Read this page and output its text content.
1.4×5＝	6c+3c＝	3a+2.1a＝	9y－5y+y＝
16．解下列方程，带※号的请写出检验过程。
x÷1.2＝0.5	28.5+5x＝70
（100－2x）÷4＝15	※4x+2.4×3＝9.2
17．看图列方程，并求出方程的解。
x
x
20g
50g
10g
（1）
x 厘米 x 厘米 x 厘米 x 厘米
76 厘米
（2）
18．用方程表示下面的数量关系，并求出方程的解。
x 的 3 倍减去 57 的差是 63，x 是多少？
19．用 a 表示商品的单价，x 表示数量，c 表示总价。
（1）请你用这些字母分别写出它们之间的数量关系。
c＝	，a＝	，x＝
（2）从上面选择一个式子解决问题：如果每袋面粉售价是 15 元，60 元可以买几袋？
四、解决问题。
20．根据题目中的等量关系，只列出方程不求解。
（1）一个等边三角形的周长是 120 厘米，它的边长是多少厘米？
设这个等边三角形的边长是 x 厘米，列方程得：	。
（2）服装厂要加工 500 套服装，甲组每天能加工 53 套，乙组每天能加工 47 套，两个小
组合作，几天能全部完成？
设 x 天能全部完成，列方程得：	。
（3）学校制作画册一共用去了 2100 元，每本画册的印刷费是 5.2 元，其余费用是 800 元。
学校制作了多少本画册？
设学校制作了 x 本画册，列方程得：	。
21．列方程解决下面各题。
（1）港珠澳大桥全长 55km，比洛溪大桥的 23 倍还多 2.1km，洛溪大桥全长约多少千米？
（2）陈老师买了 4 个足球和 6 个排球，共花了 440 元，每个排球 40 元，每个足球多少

:: THE EXERCISE ::
Output the full listing exactly as it stands.

:: RESPONSE TO THIS TASK ::
Read this page and output its text content.
1.4×5＝	6c+3c＝	3a+2.1a＝	9y－5y+y＝
16．解下列方程，带※号的请写出检验过程。
x÷1.2＝0.5	28.5+5x＝70
（100－2x）÷4＝15	※4x+2.4×3＝9.2
17．看图列方程，并求出方程的解。
x
x
20g
50g
10g
（1）
x 厘米 x 厘米 x 厘米 x 厘米
76 厘米
（2）
18．用方程表示下面的数量关系，并求出方程的解。
x 的 3 倍减去 57 的差是 63，x 是多少？
19．用 a 表示商品的单价，x 表示数量，c 表示总价。
（1）请你用这些字母分别写出它们之间的数量关系。
c＝	，a＝	，x＝
（2）从上面选择一个式子解决问题：如果每袋面粉售价是 15 元，60 元可以买几袋？
四、解决问题。
20．根据题目中的等量关系，只列出方程不求解。
（1）一个等边三角形的周长是 120 厘米，它的边长是多少厘米？
设这个等边三角形的边长是 x 厘米，列方程得：	。
（2）服装厂要加工 500 套服装，甲组每天能加工 53 套，乙组每天能加工 47 套，两个小
组合作，几天能全部完成？
设 x 天能全部完成，列方程得：	。
（3）学校制作画册一共用去了 2100 元，每本画册的印刷费是 5.2 元，其余费用是 800 元。
学校制作了多少本画册？
设学校制作了 x 本画册，列方程得：	。
21．列方程解决下面各题。
（1）港珠澳大桥全长 55km，比洛溪大桥的 23 倍还多 2.1km，洛溪大桥全长约多少千米？
（2）陈老师买了 4 个足球和 6 个排球，共花了 440 元，每个排球 40 元，每个足球多少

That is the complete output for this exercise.